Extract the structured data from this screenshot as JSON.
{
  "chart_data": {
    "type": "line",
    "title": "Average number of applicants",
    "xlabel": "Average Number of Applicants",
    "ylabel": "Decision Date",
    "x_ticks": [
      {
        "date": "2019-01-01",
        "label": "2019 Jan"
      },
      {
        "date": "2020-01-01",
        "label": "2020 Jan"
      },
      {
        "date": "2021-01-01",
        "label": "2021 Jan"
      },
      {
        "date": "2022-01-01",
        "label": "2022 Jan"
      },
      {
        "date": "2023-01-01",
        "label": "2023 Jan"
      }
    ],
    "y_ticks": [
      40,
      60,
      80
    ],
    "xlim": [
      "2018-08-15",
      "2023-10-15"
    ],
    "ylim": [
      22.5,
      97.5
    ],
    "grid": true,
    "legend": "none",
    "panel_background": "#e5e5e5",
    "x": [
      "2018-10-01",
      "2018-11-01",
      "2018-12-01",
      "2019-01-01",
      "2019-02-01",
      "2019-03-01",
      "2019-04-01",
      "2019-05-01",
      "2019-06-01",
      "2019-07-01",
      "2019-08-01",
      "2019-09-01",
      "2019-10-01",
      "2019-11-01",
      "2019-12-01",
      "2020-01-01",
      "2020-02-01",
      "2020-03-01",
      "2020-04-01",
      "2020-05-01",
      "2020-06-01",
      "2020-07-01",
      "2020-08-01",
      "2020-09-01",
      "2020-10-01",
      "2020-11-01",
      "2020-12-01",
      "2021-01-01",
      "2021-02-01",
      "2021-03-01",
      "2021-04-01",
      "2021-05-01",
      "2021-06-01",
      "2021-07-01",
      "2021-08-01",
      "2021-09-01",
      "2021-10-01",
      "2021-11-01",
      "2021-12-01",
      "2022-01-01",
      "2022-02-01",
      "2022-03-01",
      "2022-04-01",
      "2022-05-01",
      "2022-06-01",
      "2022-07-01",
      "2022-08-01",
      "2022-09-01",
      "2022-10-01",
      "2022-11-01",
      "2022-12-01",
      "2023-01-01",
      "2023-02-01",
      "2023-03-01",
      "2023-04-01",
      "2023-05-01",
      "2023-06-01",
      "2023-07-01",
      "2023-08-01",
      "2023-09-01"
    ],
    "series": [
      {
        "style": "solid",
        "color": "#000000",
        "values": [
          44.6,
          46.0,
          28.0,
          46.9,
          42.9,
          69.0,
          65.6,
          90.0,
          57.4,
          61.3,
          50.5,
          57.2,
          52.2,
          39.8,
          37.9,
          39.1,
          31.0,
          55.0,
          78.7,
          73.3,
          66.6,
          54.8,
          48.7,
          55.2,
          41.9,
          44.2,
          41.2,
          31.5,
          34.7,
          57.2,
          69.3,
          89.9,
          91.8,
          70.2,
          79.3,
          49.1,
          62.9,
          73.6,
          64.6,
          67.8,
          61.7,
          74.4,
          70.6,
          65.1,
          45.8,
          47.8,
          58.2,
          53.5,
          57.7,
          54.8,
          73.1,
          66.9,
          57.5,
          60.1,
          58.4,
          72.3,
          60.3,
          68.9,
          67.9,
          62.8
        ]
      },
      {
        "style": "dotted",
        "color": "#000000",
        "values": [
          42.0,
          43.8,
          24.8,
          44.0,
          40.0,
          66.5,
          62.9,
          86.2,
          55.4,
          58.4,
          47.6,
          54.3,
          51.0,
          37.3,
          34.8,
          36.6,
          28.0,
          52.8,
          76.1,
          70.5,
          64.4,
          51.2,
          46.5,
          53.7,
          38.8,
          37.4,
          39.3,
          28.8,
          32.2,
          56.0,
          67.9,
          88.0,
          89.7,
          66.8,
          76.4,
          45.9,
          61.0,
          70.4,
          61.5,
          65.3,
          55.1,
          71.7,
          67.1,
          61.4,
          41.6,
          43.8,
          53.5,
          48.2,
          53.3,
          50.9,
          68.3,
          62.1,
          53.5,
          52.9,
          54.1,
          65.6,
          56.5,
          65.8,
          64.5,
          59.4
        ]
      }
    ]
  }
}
+---+
**WHAT THE TASK REQUIRES**
Retype the material above, line by line, exactly.

**ANSWER TO THIS PROBLEM**
Extract the structured data from this screenshot as JSON.
{
  "chart_data": {
    "type": "line",
    "title": "Average number of applicants",
    "xlabel": "Average Number of Applicants",
    "ylabel": "Decision Date",
    "x_ticks": [
      {
        "date": "2019-01-01",
        "label": "2019 Jan"
      },
      {
        "date": "2020-01-01",
        "label": "2020 Jan"
      },
      {
        "date": "2021-01-01",
        "label": "2021 Jan"
      },
      {
        "date": "2022-01-01",
        "label": "2022 Jan"
      },
      {
        "date": "2023-01-01",
        "label": "2023 Jan"
      }
    ],
    "y_ticks": [
      40,
      60,
      80
    ],
    "xlim": [
      "2018-08-15",
      "2023-10-15"
    ],
    "ylim": [
      22.5,
      97.5
    ],
    "grid": true,
    "legend": "none",
    "panel_background": "#e5e5e5",
    "x": [
      "2018-10-01",
      "2018-11-01",
      "2018-12-01",
      "2019-01-01",
      "2019-02-01",
      "2019-03-01",
      "2019-04-01",
      "2019-05-01",
      "2019-06-01",
      "2019-07-01",
      "2019-08-01",
      "2019-09-01",
      "2019-10-01",
      "2019-11-01",
      "2019-12-01",
      "2020-01-01",
      "2020-02-01",
      "2020-03-01",
      "2020-04-01",
      "2020-05-01",
      "2020-06-01",
      "2020-07-01",
      "2020-08-01",
      "2020-09-01",
      "2020-10-01",
      "2020-11-01",
      "2020-12-01",
      "2021-01-01",
      "2021-02-01",
      "2021-03-01",
      "2021-04-01",
      "2021-05-01",
      "2021-06-01",
      "2021-07-01",
      "2021-08-01",
      "2021-09-01",
      "2021-10-01",
      "2021-11-01",
      "2021-12-01",
      "2022-01-01",
      "2022-02-01",
      "2022-03-01",
      "2022-04-01",
      "2022-05-01",
      "2022-06-01",
      "2022-07-01",
      "2022-08-01",
      "2022-09-01",
      "2022-10-01",
      "2022-11-01",
      "2022-12-01",
      "2023-01-01",
      "2023-02-01",
      "2023-03-01",
      "2023-04-01",
      "2023-05-01",
      "2023-06-01",
      "2023-07-01",
      "2023-08-01",
      "2023-09-01"
    ],
    "series": [
      {
        "style": "solid",
        "color": "#000000",
        "values": [
          44.6,
          46.0,
          28.0,
          46.9,
          42.9,
          69.0,
          65.6,
          90.0,
          57.4,
          61.3,
          50.5,
          57.2,
          52.2,
          39.8,
          37.9,
          39.1,
          31.0,
          55.0,
          78.7,
          73.3,
          66.6,
          54.8,
          48.7,
          55.2,
          41.9,
          44.2,
          41.2,
          31.5,
          34.7,
          57.2,
          69.3,
          89.9,
          91.8,
          70.2,
          79.3,
          49.1,
          62.9,
          73.6,
          64.6,
          67.8,
          61.7,
          74.4,
          70.6,
          65.1,
          45.8,
          47.8,
          58.2,
          53.5,
          57.7,
          54.8,
          73.1,
          66.9,
          57.5,
          60.1,
          58.4,
          72.3,
          60.3,
          68.9,
          67.9,
          62.8
        ]
      },
      {
        "style": "dotted",
        "color": "#000000",
        "values": [
          42.0,
          43.8,
          24.8,
          44.0,
          40.0,
          66.5,
          62.9,
          86.2,
          55.4,
          58.4,
          47.6,
          54.3,
          51.0,
          37.3,
          34.8,
          36.6,
          28.0,
          52.8,
          76.1,
          70.5,
          64.4,
          51.2,
          46.5,
          53.7,
          38.8,
          37.4,
          39.3,
          28.8,
          32.2,
          56.0,
          67.9,
          88.0,
          89.7,
          66.8,
          76.4,
          45.9,
          61.0,
          70.4,
          61.5,
          65.3,
          55.1,
          71.7,
          67.1,
          61.4,
          41.6,
          43.8,
          53.5,
          48.2,
          53.3,
          50.9,
          68.3,
          62.1,
          53.5,
          52.9,
          54.1,
          65.6,
          56.5,
          65.8,
          64.5,
          59.4
        ]
      }
    ]
  }
}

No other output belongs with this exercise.